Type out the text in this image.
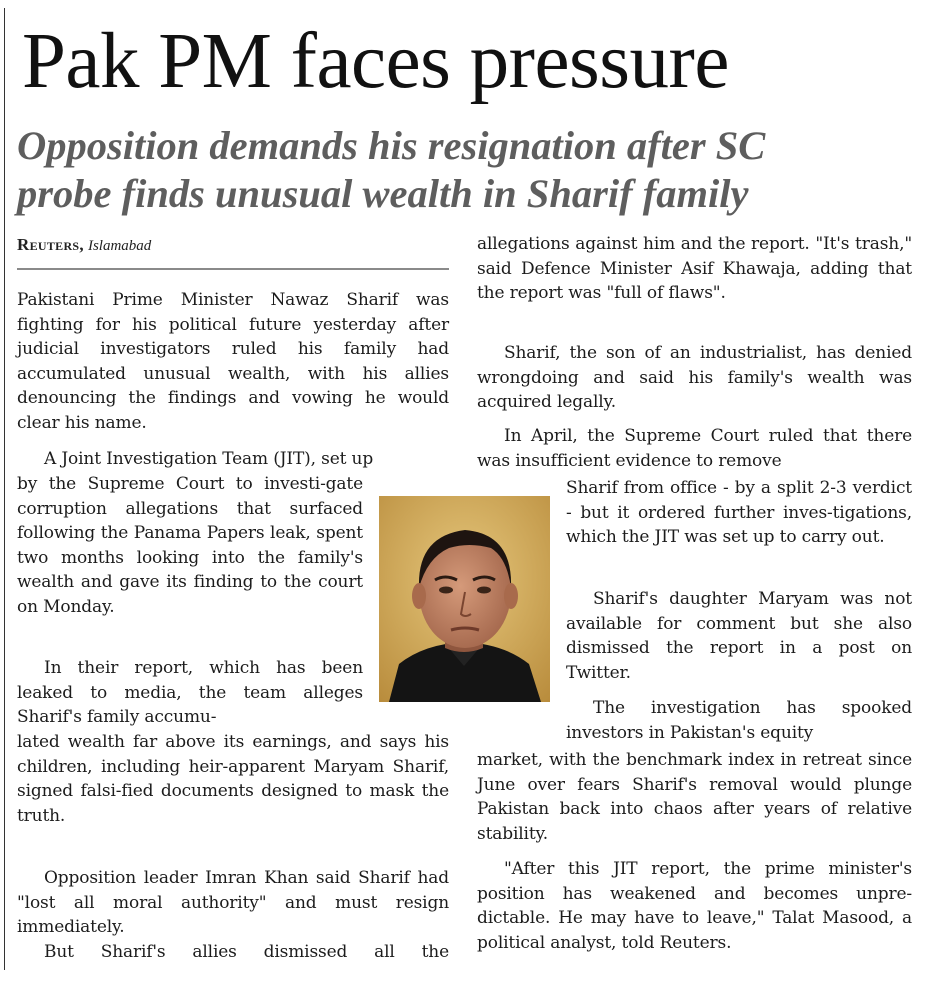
Pak PM faces pressure
Opposition demands his resignation after SC
probe finds unusual wealth in Sharif family
Reuters, Islamabad
Pakistani Prime Minister Nawaz Sharif was fighting for his political future yesterday after judicial investigators ruled his family had accumulated unusual wealth, with his allies denouncing the findings and vowing he would clear his name.
A Joint Investigation Team (JIT), set up
by the Supreme Court to investi-gate corruption allegations that surfaced following the Panama Papers leak, spent two months looking into the family's wealth and gave its finding to the court on Monday.
In their report, which has been leaked to media, the team alleges Sharif's family accumu-
lated wealth far above its earnings, and says his children, including heir-apparent Maryam Sharif, signed falsi-fied documents designed to mask the truth.
Opposition leader Imran Khan said Sharif had "lost all moral authority" and must resign immediately.
But Sharif's allies dismissed all the
allegations against him and the report. "It's trash," said Defence Minister Asif Khawaja, adding that the report was "full of flaws".
Sharif, the son of an industrialist, has denied wrongdoing and said his family's wealth was acquired legally.
In April, the Supreme Court ruled that there was insufficient evidence to remove
Sharif from office - by a split 2-3 verdict - but it ordered further inves-tigations, which the JIT was set up to carry out.
Sharif's daughter Maryam was not available for comment but she also dismissed the report in a post on Twitter.
The investigation has spooked investors in Pakistan's equity
market, with the benchmark index in retreat since June over fears Sharif's removal would plunge Pakistan back into chaos after years of relative stability.
"After this JIT report, the prime minister's position has weakened and becomes unpre-dictable. He may have to leave," Talat Masood, a political analyst, told Reuters.
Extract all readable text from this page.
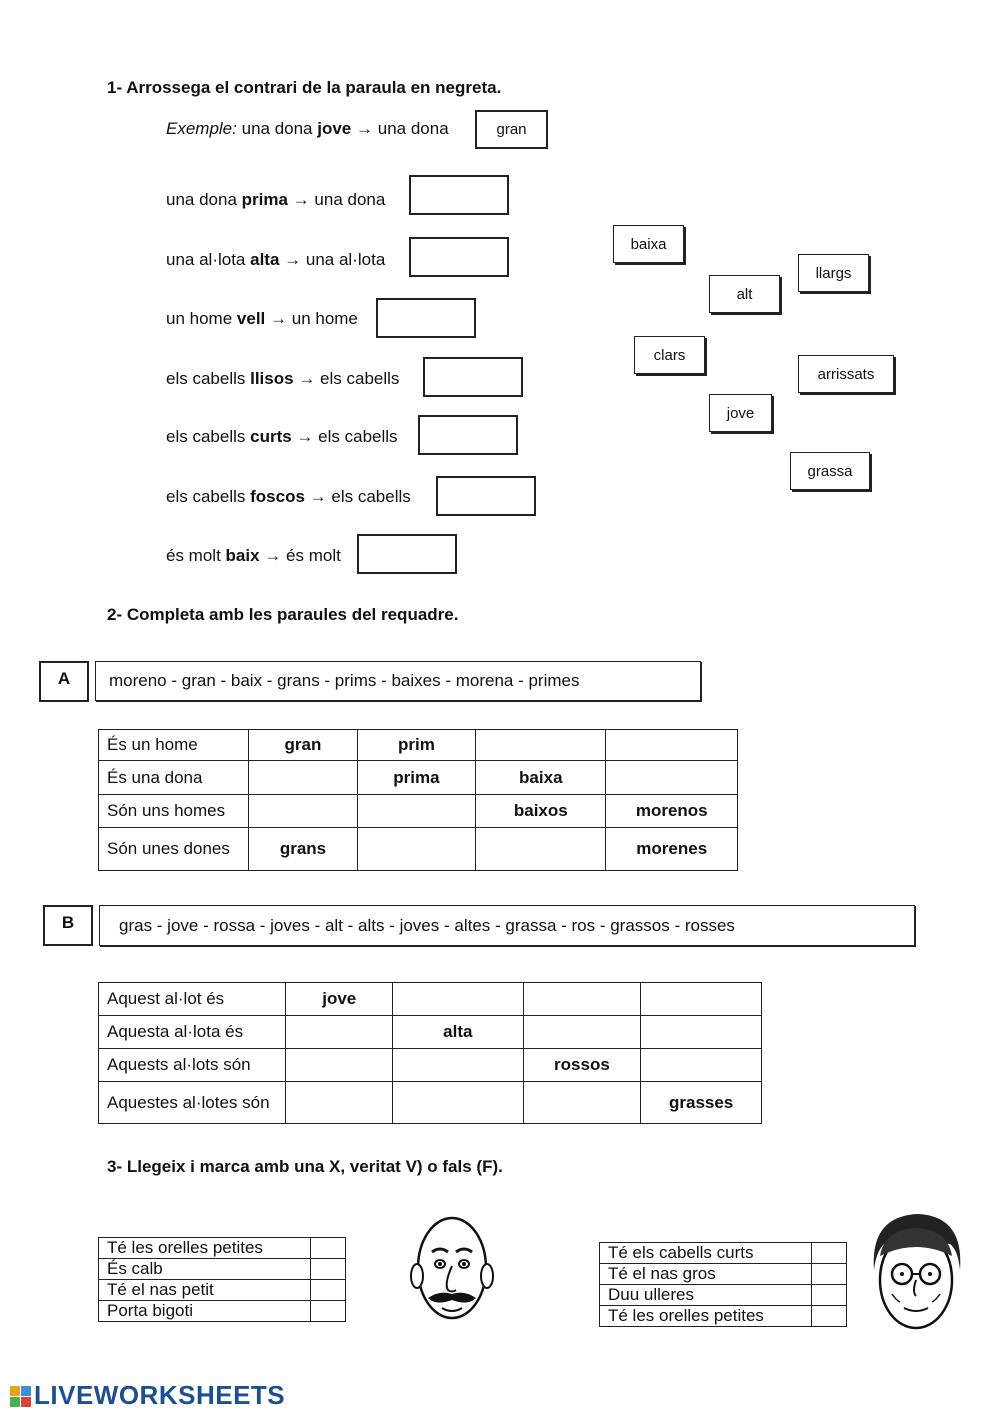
1- Arrossega el contrari de la paraula en negreta.
Exemple: una dona jove → una dona	gran
una dona prima → una dona
una al·lota alta → una al·lota
un home vell → un home
els cabells llisos → els cabells
els cabells curts → els cabells
els cabells foscos → els cabells
és molt baix → és molt
baixa
llargs
alt
clars
arrissats
jove
grassa
2- Completa amb les paraules del requadre.
A	moreno - gran - baix - grans - prims - baixes - morena - primes
És un home	gran	prim		
És una dona		prima	baixa	
Són uns homes			baixos	morenos
Són unes dones	grans			morenes
B	gras - jove - rossa - joves - alt - alts - joves - altes - grassa - ros - grassos - rosses
Aquest al·lot és	jove			
Aquesta al·lota és		alta		
Aquests al·lots són			rossos	
Aquestes al·lotes són				grasses
3- Llegeix i marca amb una X, veritat V) o fals (F).
Té les orelles petites	
És calb	
Té el nas petit	
Porta bigoti	
Té els cabells curts	
Té el nas gros	
Duu ulleres	
Té les orelles petites	
LIVEWORKSHEETS
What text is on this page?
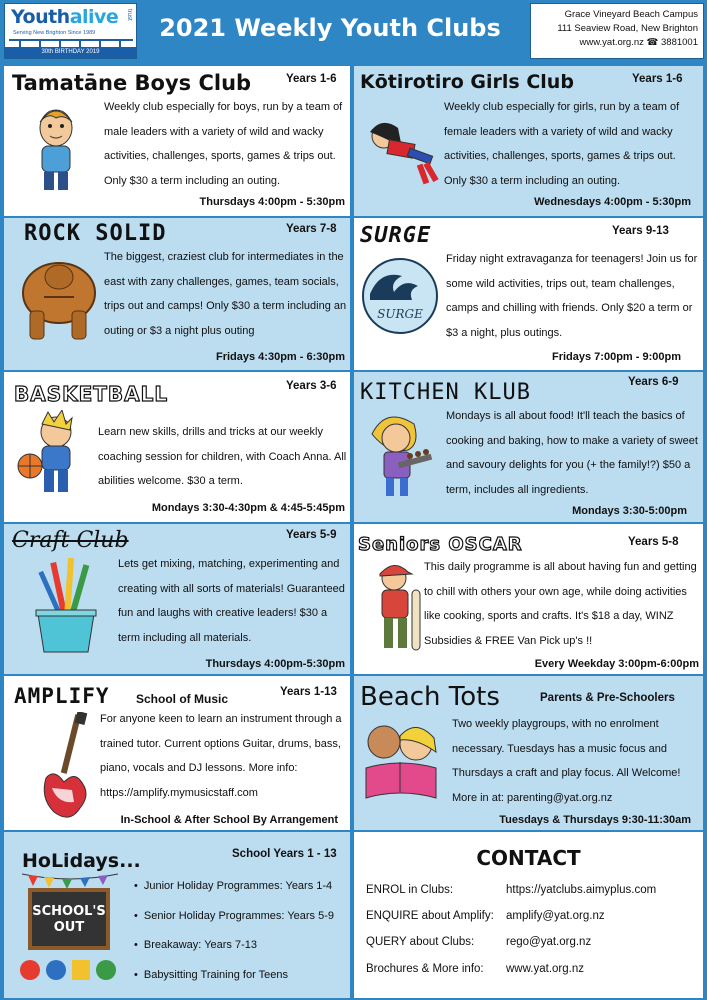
Youthalive trust
Serving New Brighton Since 1989
30th BIRTHDAY 2019
2021 Weekly Youth Clubs	Grace Vineyard Beach Campus
111 Seaview Road, New Brighton
www.yat.org.nz ☎ 3881001
Tamatāne Boys Club	Years 1-6
Weekly club especially for boys, run by a team of male leaders with a variety of wild and wacky activities, challenges, sports, games & trips out. Only $30 a term including an outing.
Thursdays 4:00pm - 5:30pm
Kōtirotiro Girls Club	Years 1-6
Weekly club especially for girls, run by a team of female leaders with a variety of wild and wacky activities, challenges, sports, games & trips out. Only $30 a term including an outing.
Wednesdays 4:00pm - 5:30pm
ROCK SOLID	Years 7-8
The biggest, craziest club for intermediates in the east with zany challenges, games, team socials, trips out and camps! Only $30 a term including an outing or $3 a night plus outing
Fridays 4:30pm - 6:30pm
SURGE	Years 9-13
SURGE
Friday night extravaganza for teenagers! Join us for some wild activities, trips out, team challenges, camps and chilling with friends. Only $20 a term or $3 a night, plus outings.
Fridays 7:00pm - 9:00pm
BASKETBALL	Years 3-6
Learn new skills, drills and tricks at our weekly coaching session for children, with Coach Anna. All abilities welcome. $30 a term.
Mondays 3:30-4:30pm & 4:45-5:45pm
KITCHEN KLUB	Years 6-9
Mondays is all about food! It'll teach the basics of cooking and baking, how to make a variety of sweet and savoury delights for you (+ the family!?) $50 a term, includes all ingredients.
Mondays 3:30-5:00pm
Craft Club	Years 5-9
Lets get mixing, matching, experimenting and creating with all sorts of materials! Guaranteed fun and laughs with creative leaders! $30 a term including all materials.
Thursdays 4:00pm-5:30pm
Seniors OSCAR	Years 5-8
This daily programme is all about having fun and getting to chill with others your own age, while doing activities like cooking, sports and crafts. It's $18 a day, WINZ Subsidies & FREE Van Pick up's !!
Every Weekday 3:00pm-6:00pm
AMPLIFY School of Music	Years 1-13
For anyone keen to learn an instrument through a trained tutor. Current options Guitar, drums, bass, piano, vocals and DJ lessons. More info: https://amplify.mymusicstaff.com
In-School & After School By Arrangement
Beach Tots	Parents & Pre-Schoolers
Two weekly playgroups, with no enrolment necessary. Tuesdays has a music focus and Thursdays a craft and play focus. All Welcome! More in at: parenting@yat.org.nz
Tuesdays & Thursdays 9:30-11:30am
HoLidays...	School Years 1 - 13
SCHOOL'S
OUT
• Junior Holiday Programmes: Years 1-4
• Senior Holiday Programmes: Years 5-9
• Breakaway: Years 7-13
• Babysitting Training for Teens
CONTACT
ENROL in Clubs:	https://yatclubs.aimyplus.com
ENQUIRE about Amplify: amplify@yat.org.nz
QUERY about Clubs:	rego@yat.org.nz
Brochures & More info: www.yat.org.nz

◆ **What to produce**
Filter the records for lines holding the string "Opposition". Copy each one.

◆ **Result of this exercise**
Opposition demands his resignation after SC
Opposition leader Imran Khan said Sharif had "lost all moral authority" and must resign immediately.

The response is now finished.